▶ Excerpted records
____
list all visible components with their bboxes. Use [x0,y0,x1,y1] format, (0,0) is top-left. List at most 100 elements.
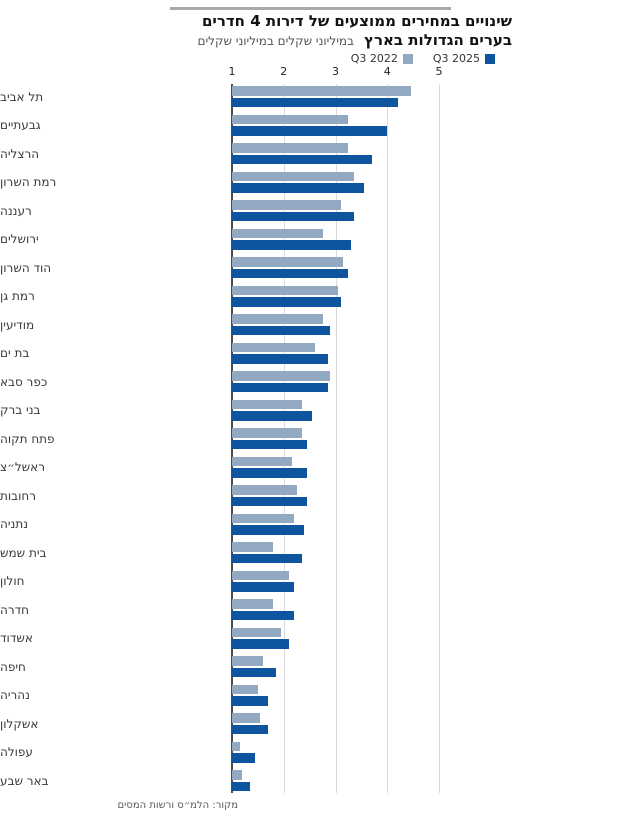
bar-q3-2022 [232,456,292,467]
city-label: עפולה [0,745,33,760]
city-label: חדרה [0,602,30,617]
bar-group [232,655,634,684]
chart-subtitle-units: במיליוני שקלים במיליוני שקלים [197,34,354,48]
gridline [387,84,389,793]
bar-q3-2025 [232,696,269,706]
bar-q3-2022 [232,86,411,96]
city-label: בת ים [0,346,30,361]
bar-q3-2022 [232,171,354,182]
y-axis-line [231,84,233,793]
bar-rows: תל אביב גבעתיים הרצליה רמת השרון רעננה ירושלי… [0,85,634,798]
bar-group [232,370,634,399]
city-label: גבעתיים [0,118,41,133]
bar-q3-2025 [232,382,328,393]
bar-q3-2022 [232,314,323,324]
chart-row: נתניה [0,513,634,542]
legend-item-q3-2022: Q3 2022 [351,52,413,65]
bar-group [232,598,634,627]
top-divider [170,7,451,10]
chart-row: ירושלים [0,228,634,257]
chart-row: רמת השרון [0,171,634,200]
bar-group [232,541,634,570]
bar-group [232,513,634,542]
chart-row: רמת גן [0,285,634,314]
bar-q3-2022 [232,684,258,695]
legend-swatch-icon-q3-2025 [485,53,495,64]
bar-q3-2022 [232,713,261,723]
bar-group [232,769,634,798]
bar-q3-2022 [232,570,289,581]
bar-q3-2022 [232,770,243,780]
city-label: אשדוד [0,631,33,646]
bar-q3-2025 [232,97,398,108]
chart-row: אשדוד [0,627,634,656]
bar-q3-2025 [232,525,305,535]
bar-q3-2025 [232,411,313,421]
bar-q3-2022 [232,285,339,296]
bar-group [232,285,634,314]
bar-q3-2022 [232,399,302,410]
chart-row: הוד השרון [0,256,634,285]
chart-row: עפולה [0,741,634,770]
city-label: הוד השרון [0,260,52,275]
chart-row: רעננה [0,199,634,228]
bar-group [232,342,634,371]
bar-q3-2022 [232,542,274,552]
bar-group [232,741,634,770]
chart-row: גבעתיים [0,114,634,143]
bar-group [232,399,634,428]
bar-q3-2025 [232,496,308,507]
city-label: ראשל״צ [0,460,45,475]
bar-q3-2025 [232,126,388,136]
bar-group [232,313,634,342]
city-label: מודיעין [0,317,35,332]
bar-q3-2025 [232,183,364,193]
bar-q3-2025 [232,297,341,307]
city-label: רמת גן [0,289,35,304]
gridline [335,84,337,793]
x-tick-label: 2 [280,65,288,78]
bar-group [232,142,634,171]
bar-q3-2025 [232,667,276,678]
bar-q3-2022 [232,656,264,666]
chart-row: הרצליה [0,142,634,171]
bar-q3-2022 [232,228,323,239]
bar-group [232,712,634,741]
chart-row: חולון [0,570,634,599]
chart-row: רחובות [0,484,634,513]
city-label: בני ברק [0,403,41,418]
city-label: ירושלים [0,232,39,247]
bar-q3-2022 [232,741,240,752]
bar-q3-2025 [232,639,289,649]
gridline [439,84,440,793]
bar-q3-2022 [232,114,349,125]
chart-subtitle-bold: בערים הגדולות בארץ [364,31,512,49]
bar-q3-2022 [232,428,302,438]
bar-q3-2025 [232,468,308,478]
city-label: בית שמש [0,545,47,560]
bar-q3-2022 [232,599,274,609]
bar-group [232,114,634,143]
bar-q3-2025 [232,240,352,250]
chart-row: ראשל״צ [0,456,634,485]
bar-group [232,684,634,713]
x-tick-label: 4 [383,65,391,78]
city-label: באר שבע [0,773,49,788]
legend-label-q3-2025: Q3 2025 [432,52,480,65]
bar-q3-2022 [232,485,297,495]
chart-row: תל אביב [0,85,634,114]
bar-q3-2022 [232,513,295,524]
chart-row: בת ים [0,342,634,371]
city-label: כפר סבא [0,374,48,389]
chart-subtitle: בערים הגדולות בארץ במיליוני שקלים במיליו… [197,30,512,51]
bar-q3-2022 [232,627,282,638]
chart-row: בני ברק [0,399,634,428]
chart-row: אשקלון [0,712,634,741]
bar-q3-2025 [232,582,295,592]
city-label: נתניה [0,517,29,532]
chart-row: באר שבע [0,769,634,798]
x-tick-label: 5 [435,65,443,78]
bar-group [232,456,634,485]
____
Reproduce the data above with every instance of "bar-group" substituted by "bar-cluster" and all other text left as it is. Leave the pictures out of your output.

▶ Exercise result
list all visible components with their bboxes. Use [x0,y0,x1,y1] format, (0,0) is top-left. List at most 100 elements.
bar-q3-2022 [232,456,292,467]
city-label: עפולה [0,745,33,760]
city-label: חדרה [0,602,30,617]
bar-cluster [232,655,634,684]
chart-subtitle-units: במיליוני שקלים במיליוני שקלים [197,34,354,48]
gridline [387,84,389,793]
bar-q3-2025 [232,696,269,706]
bar-q3-2022 [232,86,411,96]
city-label: בת ים [0,346,30,361]
bar-q3-2022 [232,171,354,182]
y-axis-line [231,84,233,793]
bar-rows: תל אביב גבעתיים הרצליה רמת השרון רעננה ירושלי… [0,85,634,798]
bar-cluster [232,370,634,399]
city-label: גבעתיים [0,118,41,133]
bar-q3-2025 [232,382,328,393]
bar-q3-2022 [232,314,323,324]
chart-row: נתניה [0,513,634,542]
legend-item-q3-2022: Q3 2022 [351,52,413,65]
bar-cluster [232,598,634,627]
top-divider [170,7,451,10]
chart-row: ירושלים [0,228,634,257]
chart-row: רמת השרון [0,171,634,200]
bar-cluster [232,541,634,570]
bar-cluster [232,513,634,542]
chart-row: רמת גן [0,285,634,314]
bar-q3-2022 [232,684,258,695]
legend-swatch-icon-q3-2025 [485,53,495,64]
bar-q3-2022 [232,713,261,723]
bar-cluster [232,769,634,798]
bar-q3-2022 [232,570,289,581]
bar-q3-2022 [232,770,243,780]
city-label: אשדוד [0,631,33,646]
bar-q3-2025 [232,97,398,108]
chart-row: אשדוד [0,627,634,656]
bar-q3-2025 [232,525,305,535]
bar-q3-2025 [232,411,313,421]
bar-q3-2022 [232,285,339,296]
bar-cluster [232,285,634,314]
bar-q3-2022 [232,399,302,410]
chart-row: הוד השרון [0,256,634,285]
chart-row: עפולה [0,741,634,770]
city-label: הוד השרון [0,260,52,275]
chart-row: רעננה [0,199,634,228]
bar-cluster [232,342,634,371]
bar-q3-2022 [232,542,274,552]
bar-cluster [232,741,634,770]
chart-row: גבעתיים [0,114,634,143]
bar-cluster [232,399,634,428]
bar-q3-2025 [232,496,308,507]
city-label: ראשל״צ [0,460,45,475]
bar-q3-2025 [232,126,388,136]
bar-cluster [232,313,634,342]
city-label: מודיעין [0,317,35,332]
bar-q3-2025 [232,183,364,193]
bar-q3-2025 [232,297,341,307]
city-label: רמת גן [0,289,35,304]
gridline [335,84,337,793]
x-tick-label: 2 [280,65,288,78]
bar-cluster [232,142,634,171]
bar-q3-2025 [232,667,276,678]
bar-q3-2022 [232,656,264,666]
chart-row: הרצליה [0,142,634,171]
bar-q3-2022 [232,228,323,239]
bar-cluster [232,712,634,741]
chart-row: חולון [0,570,634,599]
chart-row: רחובות [0,484,634,513]
city-label: בני ברק [0,403,41,418]
city-label: ירושלים [0,232,39,247]
bar-q3-2022 [232,741,240,752]
bar-q3-2025 [232,639,289,649]
gridline [439,84,440,793]
bar-q3-2022 [232,114,349,125]
chart-subtitle-bold: בערים הגדולות בארץ [364,31,512,49]
bar-q3-2022 [232,428,302,438]
bar-q3-2025 [232,468,308,478]
city-label: בית שמש [0,545,47,560]
bar-q3-2022 [232,599,274,609]
bar-cluster [232,114,634,143]
bar-q3-2025 [232,240,352,250]
chart-row: ראשל״צ [0,456,634,485]
bar-cluster [232,684,634,713]
x-tick-label: 4 [383,65,391,78]
city-label: באר שבע [0,773,49,788]
legend-label-q3-2025: Q3 2025 [432,52,480,65]
bar-q3-2022 [232,485,297,495]
chart-row: תל אביב [0,85,634,114]
bar-q3-2022 [232,513,295,524]
chart-row: בת ים [0,342,634,371]
city-label: כפר סבא [0,374,48,389]
chart-subtitle: בערים הגדולות בארץ במיליוני שקלים במיליו… [197,30,512,51]
bar-q3-2022 [232,627,282,638]
chart-row: בני ברק [0,399,634,428]
chart-row: אשקלון [0,712,634,741]
bar-q3-2025 [232,582,295,592]
city-label: נתניה [0,517,29,532]
chart-row: באר שבע [0,769,634,798]
x-tick-label: 5 [435,65,443,78]
bar-cluster [232,456,634,485]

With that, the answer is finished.